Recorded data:

------------------------------------------------------------------------

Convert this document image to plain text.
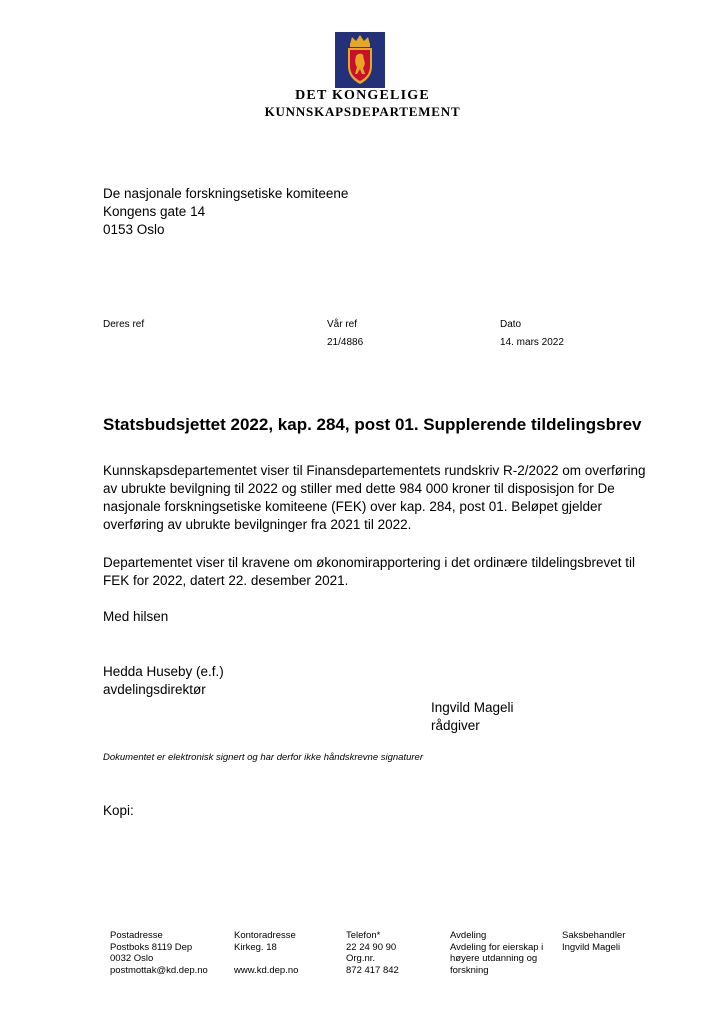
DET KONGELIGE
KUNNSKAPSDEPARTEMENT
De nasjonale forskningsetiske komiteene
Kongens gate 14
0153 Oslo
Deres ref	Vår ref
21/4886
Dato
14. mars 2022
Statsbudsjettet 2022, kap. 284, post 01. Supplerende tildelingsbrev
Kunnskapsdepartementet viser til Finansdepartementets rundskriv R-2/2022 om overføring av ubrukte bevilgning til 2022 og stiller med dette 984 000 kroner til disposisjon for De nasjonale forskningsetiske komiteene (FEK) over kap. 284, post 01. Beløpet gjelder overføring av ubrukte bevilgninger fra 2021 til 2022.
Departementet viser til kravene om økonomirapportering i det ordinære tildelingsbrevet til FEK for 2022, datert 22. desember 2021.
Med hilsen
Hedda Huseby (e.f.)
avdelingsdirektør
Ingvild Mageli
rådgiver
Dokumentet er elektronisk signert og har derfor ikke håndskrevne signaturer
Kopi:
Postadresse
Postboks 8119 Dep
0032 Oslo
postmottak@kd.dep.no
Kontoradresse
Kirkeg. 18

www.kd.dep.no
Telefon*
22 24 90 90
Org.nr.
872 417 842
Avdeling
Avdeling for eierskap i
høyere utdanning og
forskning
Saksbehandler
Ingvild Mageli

------------------------------------------------------------------------

**WORK INSTRUCTIONS:**
Write out all the records again, exactly, minus any pictures.

**CORRECT RESULT:**
Convert this document image to plain text.
DET KONGELIGE
KUNNSKAPSDEPARTEMENT
De nasjonale forskningsetiske komiteene
Kongens gate 14
0153 Oslo
Deres ref	Vår ref
21/4886
Dato
14. mars 2022
Statsbudsjettet 2022, kap. 284, post 01. Supplerende tildelingsbrev
Kunnskapsdepartementet viser til Finansdepartementets rundskriv R-2/2022 om overføring av ubrukte bevilgning til 2022 og stiller med dette 984 000 kroner til disposisjon for De nasjonale forskningsetiske komiteene (FEK) over kap. 284, post 01. Beløpet gjelder overføring av ubrukte bevilgninger fra 2021 til 2022.
Departementet viser til kravene om økonomirapportering i det ordinære tildelingsbrevet til FEK for 2022, datert 22. desember 2021.
Med hilsen
Hedda Huseby (e.f.)
avdelingsdirektør
Ingvild Mageli
rådgiver
Dokumentet er elektronisk signert og har derfor ikke håndskrevne signaturer
Kopi:
Postadresse
Postboks 8119 Dep
0032 Oslo
postmottak@kd.dep.no
Kontoradresse
Kirkeg. 18

www.kd.dep.no
Telefon*
22 24 90 90
Org.nr.
872 417 842
Avdeling
Avdeling for eierskap i
høyere utdanning og
forskning
Saksbehandler
Ingvild Mageli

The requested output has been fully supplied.